Go through the entries below and copy each line containing the word "content".
___
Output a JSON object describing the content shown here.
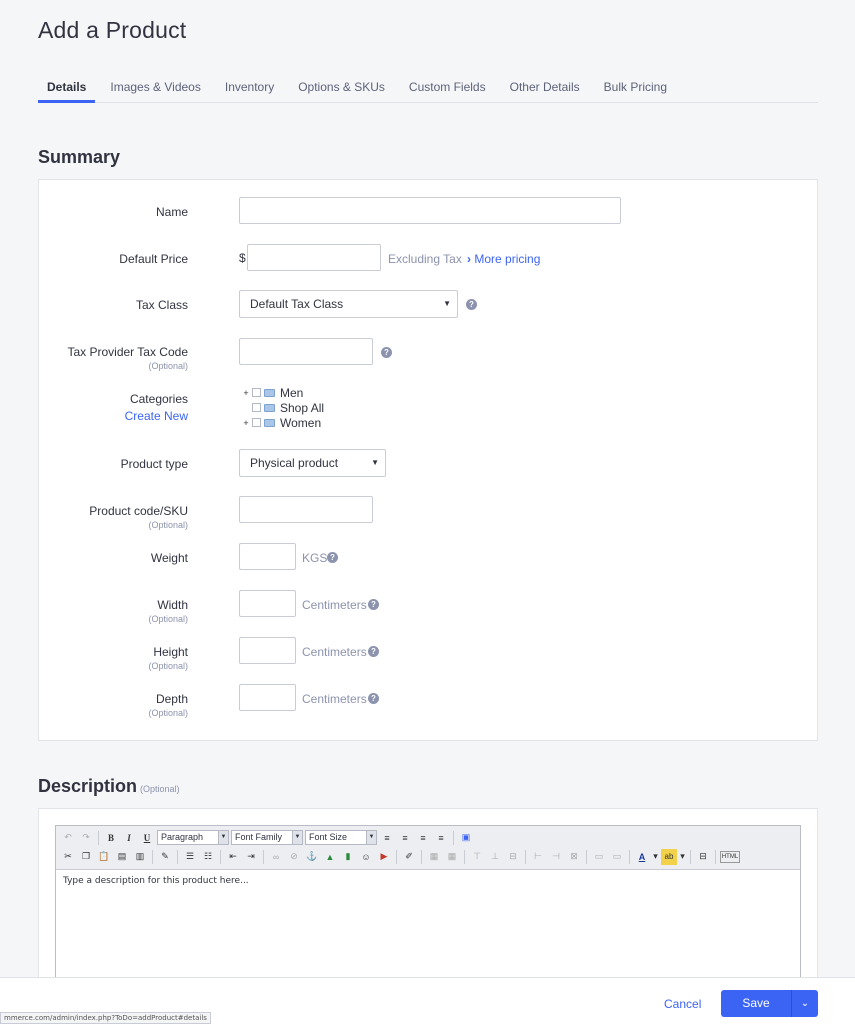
{
  "page": {
    "title": "Add a Product"
  },
  "tabs": [
    "Details",
    "Images & Videos",
    "Inventory",
    "Options & SKUs",
    "Custom Fields",
    "Other Details",
    "Bulk Pricing"
  ],
  "summary": {
    "title": "Summary",
    "name_label": "Name",
    "name_value": "",
    "price_label": "Default Price",
    "currency": "$",
    "price_value": "",
    "excluding_tax": "Excluding Tax",
    "more_pricing": "More pricing",
    "tax_class_label": "Tax Class",
    "tax_class_value": "Default Tax Class",
    "tax_code_label": "Tax Provider Tax Code",
    "optional": "(Optional)",
    "categories_label": "Categories",
    "create_new": "Create New",
    "categories": [
      {
        "name": "Men",
        "expandable": true
      },
      {
        "name": "Shop All",
        "expandable": false
      },
      {
        "name": "Women",
        "expandable": true
      }
    ],
    "product_type_label": "Product type",
    "product_type_value": "Physical product",
    "sku_label": "Product code/SKU",
    "weight_label": "Weight",
    "weight_unit": "KGS",
    "width_label": "Width",
    "height_label": "Height",
    "depth_label": "Depth",
    "dim_unit": "Centimeters"
  },
  "description": {
    "title": "Description",
    "optional": "(Optional)",
    "format_select": "Paragraph",
    "font_family_select": "Font Family",
    "font_size_select": "Font Size",
    "placeholder": "Type a description for this product here..."
  },
  "footer": {
    "cancel": "Cancel",
    "save": "Save"
  },
  "statusbar": {
    "url": "mmerce.com/admin/index.php?ToDo=addProduct#details"
  },
  "colors": {
    "accent": "#3c64f4",
    "text": "#313440",
    "muted": "#8c93ad"
  }
}
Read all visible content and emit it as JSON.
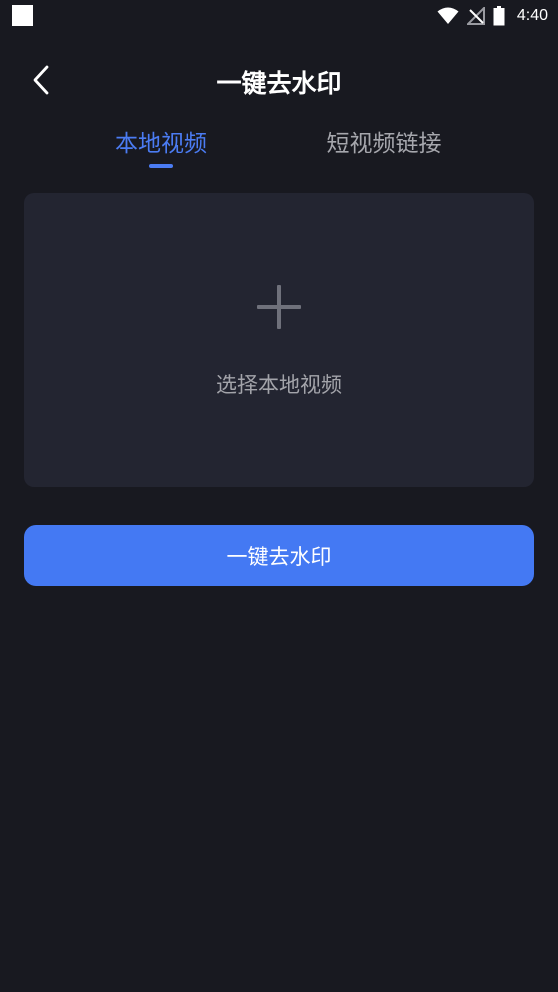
{
  "status_bar": {
    "time": "4:40",
    "icons": [
      "notification-square-icon",
      "wifi-icon",
      "no-signal-icon",
      "battery-icon"
    ]
  },
  "header": {
    "title": "一键去水印",
    "back_icon": "chevron-left-icon"
  },
  "tabs": [
    {
      "label": "本地视频",
      "active": true
    },
    {
      "label": "短视频链接",
      "active": false
    }
  ],
  "upload": {
    "icon": "plus-icon",
    "label": "选择本地视频"
  },
  "primary_button": {
    "label": "一键去水印"
  },
  "colors": {
    "background": "#181920",
    "card": "#232531",
    "accent": "#4479f3",
    "tab_inactive": "#a6a7ad"
  }
}
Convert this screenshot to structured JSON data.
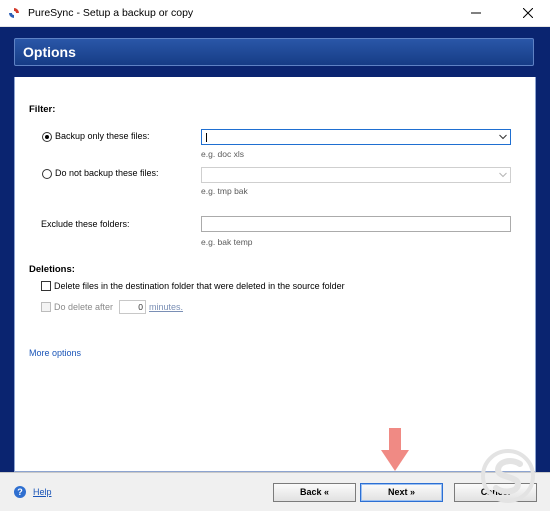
___
RESULT BELOW |
Output a JSON object describing the content shown here.
Read all visible content and emit it as JSON.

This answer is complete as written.